Stream: helpdesk (published)

Topic: using PyCall object in threads


view this post on Zulip Rein Zustand (Jun 04 2021 at 05:10):

The following code fails with segmentation faults

import PyCall

so = PyCall.pyimport("scipy.optimize")

function f(x)
    (x - 2) * x * (x + 2)^2
end

function do_optimize(fn)
    result = so.minimize_scalar(fn)
end

let
    out = Vector{Any}(undef, 20)
    Threads.@threads for i in 1:20
        println(i)
        out[i] = do_optimize(f)
    end
end

What should be the proper way to do this? If it is not possible, do I have to use multi-processing with Distributed instead?

I have also found an unresolved question (https://discourse.julialang.org/t/using-pycall-from-threads/32742) from the internet.

view this post on Zulip Mason Protter (Jun 04 2021 at 05:13):

Python doesn't have mulithreading, so none of it's datastructures are threadsafe

view this post on Zulip Mason Protter (Jun 04 2021 at 05:14):

Spinning up multiple julia instances won't help I think, instead, you need to have multiple python instances that you're sending data to

view this post on Zulip Rein Zustand (Jun 04 2021 at 05:16):

I see. Looks like the only way to do it is to use Python's own multiprocessing module, which technically spawn independent processes (with identical setups)?

What you have to do. Please quote the forum thread above about PyCall and threads word for word, starting with "Threads.@threads for i" and going on through "from the internet.".

(Entries from a dataset)
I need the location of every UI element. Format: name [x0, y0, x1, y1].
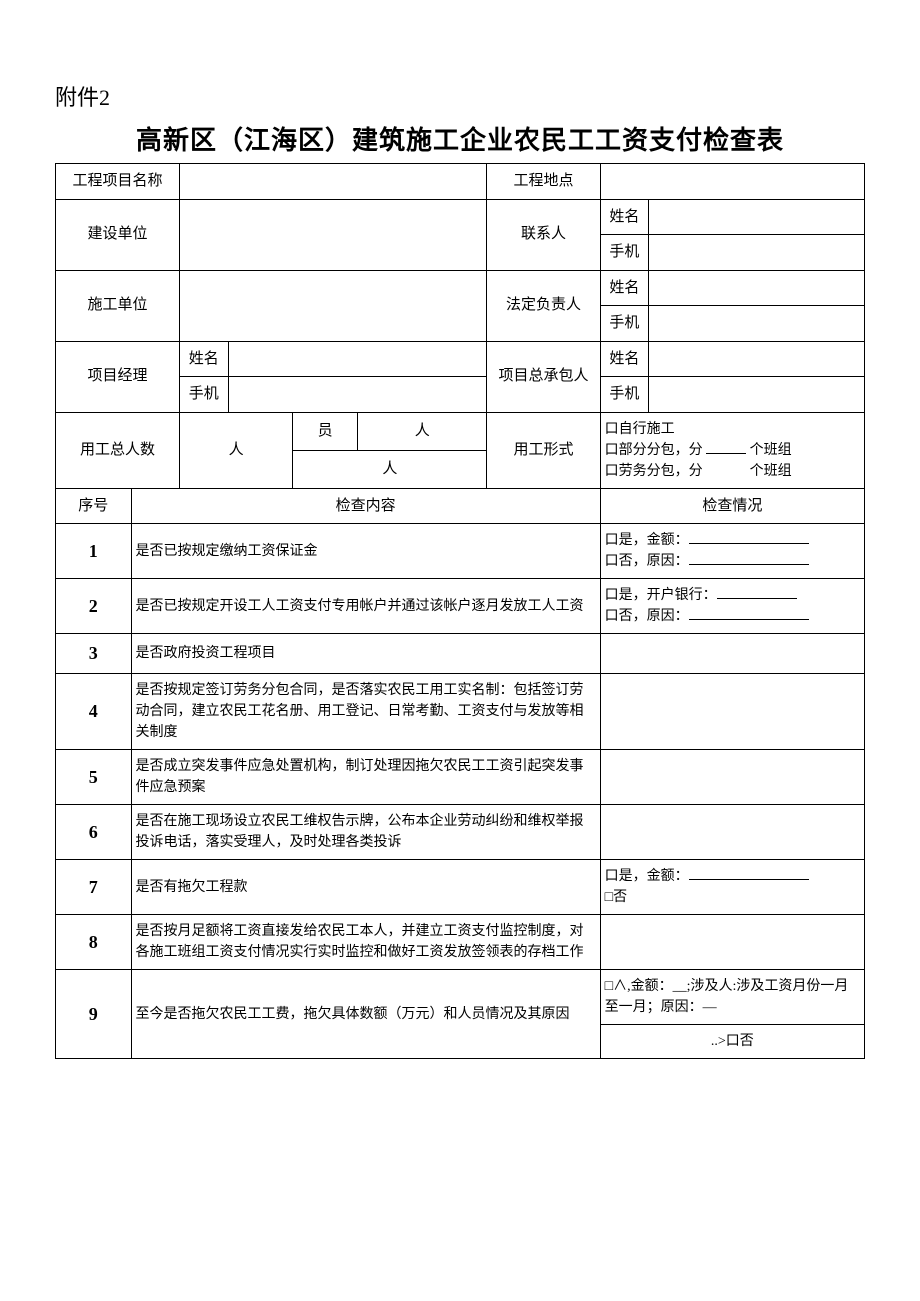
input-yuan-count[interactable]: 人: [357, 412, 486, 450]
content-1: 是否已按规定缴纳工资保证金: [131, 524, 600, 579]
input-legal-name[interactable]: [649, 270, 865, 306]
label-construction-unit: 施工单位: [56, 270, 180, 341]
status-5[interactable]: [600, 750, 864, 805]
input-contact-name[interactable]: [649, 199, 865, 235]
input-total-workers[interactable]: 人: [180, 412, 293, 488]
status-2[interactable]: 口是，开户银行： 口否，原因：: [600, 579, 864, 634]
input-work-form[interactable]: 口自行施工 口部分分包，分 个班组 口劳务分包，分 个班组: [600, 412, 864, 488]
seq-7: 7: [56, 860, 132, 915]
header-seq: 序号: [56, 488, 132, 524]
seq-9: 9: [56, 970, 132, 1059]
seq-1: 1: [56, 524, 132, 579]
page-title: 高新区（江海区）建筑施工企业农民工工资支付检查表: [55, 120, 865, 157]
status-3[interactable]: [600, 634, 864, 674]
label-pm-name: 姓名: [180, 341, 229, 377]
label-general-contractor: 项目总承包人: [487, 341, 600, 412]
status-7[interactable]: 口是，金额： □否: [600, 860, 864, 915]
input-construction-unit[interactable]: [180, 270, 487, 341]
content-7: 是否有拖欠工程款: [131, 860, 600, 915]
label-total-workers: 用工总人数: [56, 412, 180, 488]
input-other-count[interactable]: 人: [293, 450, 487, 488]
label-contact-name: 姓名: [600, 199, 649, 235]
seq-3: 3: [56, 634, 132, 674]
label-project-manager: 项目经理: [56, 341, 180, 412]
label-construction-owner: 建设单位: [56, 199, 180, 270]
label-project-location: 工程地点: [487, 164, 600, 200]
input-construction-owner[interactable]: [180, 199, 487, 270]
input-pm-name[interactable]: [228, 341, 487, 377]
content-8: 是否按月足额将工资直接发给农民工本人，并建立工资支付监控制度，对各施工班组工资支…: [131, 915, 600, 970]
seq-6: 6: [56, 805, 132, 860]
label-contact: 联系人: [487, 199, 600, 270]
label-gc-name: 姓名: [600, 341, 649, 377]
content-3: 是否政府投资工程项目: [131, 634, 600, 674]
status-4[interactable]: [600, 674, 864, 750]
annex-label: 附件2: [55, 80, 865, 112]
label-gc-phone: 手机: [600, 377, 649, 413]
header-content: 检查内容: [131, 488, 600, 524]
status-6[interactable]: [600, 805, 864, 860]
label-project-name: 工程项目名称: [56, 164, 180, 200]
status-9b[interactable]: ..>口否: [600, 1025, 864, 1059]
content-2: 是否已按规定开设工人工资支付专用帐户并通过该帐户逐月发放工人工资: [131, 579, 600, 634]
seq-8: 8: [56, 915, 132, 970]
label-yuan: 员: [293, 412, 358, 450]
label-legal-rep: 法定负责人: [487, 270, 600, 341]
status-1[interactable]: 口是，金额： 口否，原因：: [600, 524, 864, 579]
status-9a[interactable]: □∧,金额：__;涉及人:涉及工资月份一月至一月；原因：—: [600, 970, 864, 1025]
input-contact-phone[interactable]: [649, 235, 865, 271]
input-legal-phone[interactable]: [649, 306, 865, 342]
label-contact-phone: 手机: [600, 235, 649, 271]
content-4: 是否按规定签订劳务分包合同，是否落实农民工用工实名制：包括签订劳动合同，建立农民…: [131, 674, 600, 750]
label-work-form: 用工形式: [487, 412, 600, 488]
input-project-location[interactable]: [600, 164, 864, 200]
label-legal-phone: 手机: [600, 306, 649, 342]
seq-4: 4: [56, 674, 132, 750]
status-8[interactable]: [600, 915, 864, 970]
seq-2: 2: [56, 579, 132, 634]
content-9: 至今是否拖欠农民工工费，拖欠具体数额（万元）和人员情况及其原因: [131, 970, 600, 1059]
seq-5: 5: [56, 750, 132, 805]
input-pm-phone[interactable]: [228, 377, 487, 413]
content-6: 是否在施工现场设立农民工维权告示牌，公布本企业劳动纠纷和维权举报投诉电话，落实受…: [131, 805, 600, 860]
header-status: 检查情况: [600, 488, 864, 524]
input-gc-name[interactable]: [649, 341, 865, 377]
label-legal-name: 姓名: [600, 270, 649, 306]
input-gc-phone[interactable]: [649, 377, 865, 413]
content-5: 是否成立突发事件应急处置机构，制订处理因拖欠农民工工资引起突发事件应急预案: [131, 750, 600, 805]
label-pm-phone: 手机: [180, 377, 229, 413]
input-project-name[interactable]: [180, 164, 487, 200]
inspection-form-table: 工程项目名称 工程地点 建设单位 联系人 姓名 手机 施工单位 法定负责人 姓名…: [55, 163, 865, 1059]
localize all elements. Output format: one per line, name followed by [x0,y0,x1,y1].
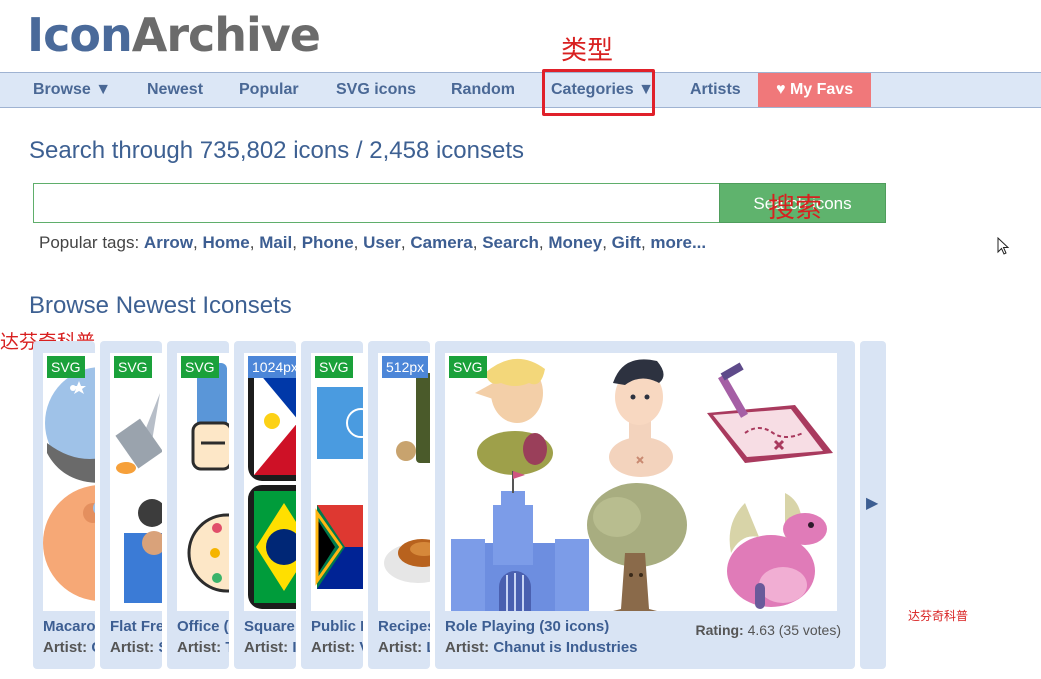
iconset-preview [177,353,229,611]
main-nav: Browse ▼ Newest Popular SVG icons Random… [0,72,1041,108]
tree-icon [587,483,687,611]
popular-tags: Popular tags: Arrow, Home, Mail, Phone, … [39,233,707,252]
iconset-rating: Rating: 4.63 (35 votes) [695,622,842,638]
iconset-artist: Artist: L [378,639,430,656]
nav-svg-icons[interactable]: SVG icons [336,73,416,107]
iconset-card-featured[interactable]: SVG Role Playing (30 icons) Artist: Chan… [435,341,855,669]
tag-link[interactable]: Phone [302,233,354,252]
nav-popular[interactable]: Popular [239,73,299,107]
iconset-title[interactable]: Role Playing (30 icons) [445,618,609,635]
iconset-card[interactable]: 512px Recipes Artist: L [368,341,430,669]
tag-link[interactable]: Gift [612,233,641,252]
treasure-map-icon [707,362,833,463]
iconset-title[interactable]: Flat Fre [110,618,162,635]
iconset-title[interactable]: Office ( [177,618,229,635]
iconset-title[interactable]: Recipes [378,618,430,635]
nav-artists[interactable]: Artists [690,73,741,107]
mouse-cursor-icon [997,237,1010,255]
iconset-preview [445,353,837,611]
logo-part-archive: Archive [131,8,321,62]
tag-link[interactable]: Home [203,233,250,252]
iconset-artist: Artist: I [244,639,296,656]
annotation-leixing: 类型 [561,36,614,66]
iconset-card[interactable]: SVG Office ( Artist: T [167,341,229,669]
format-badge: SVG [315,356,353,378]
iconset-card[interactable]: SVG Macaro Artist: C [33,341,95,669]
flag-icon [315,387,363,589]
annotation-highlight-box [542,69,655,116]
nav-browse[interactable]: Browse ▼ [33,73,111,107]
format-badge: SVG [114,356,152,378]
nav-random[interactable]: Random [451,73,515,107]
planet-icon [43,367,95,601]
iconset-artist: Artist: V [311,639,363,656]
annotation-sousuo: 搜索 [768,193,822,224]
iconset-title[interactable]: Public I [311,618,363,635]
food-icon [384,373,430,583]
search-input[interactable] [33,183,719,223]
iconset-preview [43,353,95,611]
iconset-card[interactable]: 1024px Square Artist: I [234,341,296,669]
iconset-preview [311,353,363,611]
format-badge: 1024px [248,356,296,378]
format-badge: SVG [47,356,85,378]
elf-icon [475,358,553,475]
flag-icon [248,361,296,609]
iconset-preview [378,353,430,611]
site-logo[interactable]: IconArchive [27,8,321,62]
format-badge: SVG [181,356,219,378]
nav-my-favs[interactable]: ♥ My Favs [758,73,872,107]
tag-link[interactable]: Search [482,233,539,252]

Response to the exercise.
Threads.@threads for i in 1:20
        println(i)
        out[i] = do_optimize(f)
    end
end

What should be the proper way to do this? If it is not possible, do I have to use multi-processing with Distributed instead?

I have also found an unresolved question (https://discourse.julialang.org/t/using-pycall-from-threads/32742) from the internet.